■ WHAT YOU NEED TO DO
Read the records and write them out again exactly.

Part of a data file:
======
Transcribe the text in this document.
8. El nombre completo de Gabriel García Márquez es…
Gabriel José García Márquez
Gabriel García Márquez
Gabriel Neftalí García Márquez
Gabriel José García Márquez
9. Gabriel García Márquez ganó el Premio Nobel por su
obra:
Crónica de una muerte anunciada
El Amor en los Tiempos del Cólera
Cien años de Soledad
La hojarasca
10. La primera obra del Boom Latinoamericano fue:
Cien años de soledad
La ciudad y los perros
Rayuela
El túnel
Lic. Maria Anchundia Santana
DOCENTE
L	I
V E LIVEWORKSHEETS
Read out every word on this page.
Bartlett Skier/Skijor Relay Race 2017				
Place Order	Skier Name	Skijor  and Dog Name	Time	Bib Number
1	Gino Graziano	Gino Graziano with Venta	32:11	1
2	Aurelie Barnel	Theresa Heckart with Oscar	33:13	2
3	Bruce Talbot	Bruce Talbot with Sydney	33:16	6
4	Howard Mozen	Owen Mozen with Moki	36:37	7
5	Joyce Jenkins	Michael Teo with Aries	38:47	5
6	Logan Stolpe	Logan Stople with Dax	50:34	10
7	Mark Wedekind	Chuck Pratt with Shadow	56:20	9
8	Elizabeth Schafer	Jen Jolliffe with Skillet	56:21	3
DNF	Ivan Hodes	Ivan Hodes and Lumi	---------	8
======
■ TASK RESULT
Transcribe the text in this document.
8. El nombre completo de Gabriel García Márquez es…
Gabriel José García Márquez
Gabriel García Márquez
Gabriel Neftalí García Márquez
Gabriel José García Márquez
9. Gabriel García Márquez ganó el Premio Nobel por su
obra:
Crónica de una muerte anunciada
El Amor en los Tiempos del Cólera
Cien años de Soledad
La hojarasca
10. La primera obra del Boom Latinoamericano fue:
Cien años de soledad
La ciudad y los perros
Rayuela
El túnel
Lic. Maria Anchundia Santana
DOCENTE
L	I
V E LIVEWORKSHEETS
Read out every word on this page.
Bartlett Skier/Skijor Relay Race 2017				
Place Order	Skier Name	Skijor  and Dog Name	Time	Bib Number
1	Gino Graziano	Gino Graziano with Venta	32:11	1
2	Aurelie Barnel	Theresa Heckart with Oscar	33:13	2
3	Bruce Talbot	Bruce Talbot with Sydney	33:16	6
4	Howard Mozen	Owen Mozen with Moki	36:37	7
5	Joyce Jenkins	Michael Teo with Aries	38:47	5
6	Logan Stolpe	Logan Stople with Dax	50:34	10
7	Mark Wedekind	Chuck Pratt with Shadow	56:20	9
8	Elizabeth Schafer	Jen Jolliffe with Skillet	56:21	3
DNF	Ivan Hodes	Ivan Hodes and Lumi	---------	8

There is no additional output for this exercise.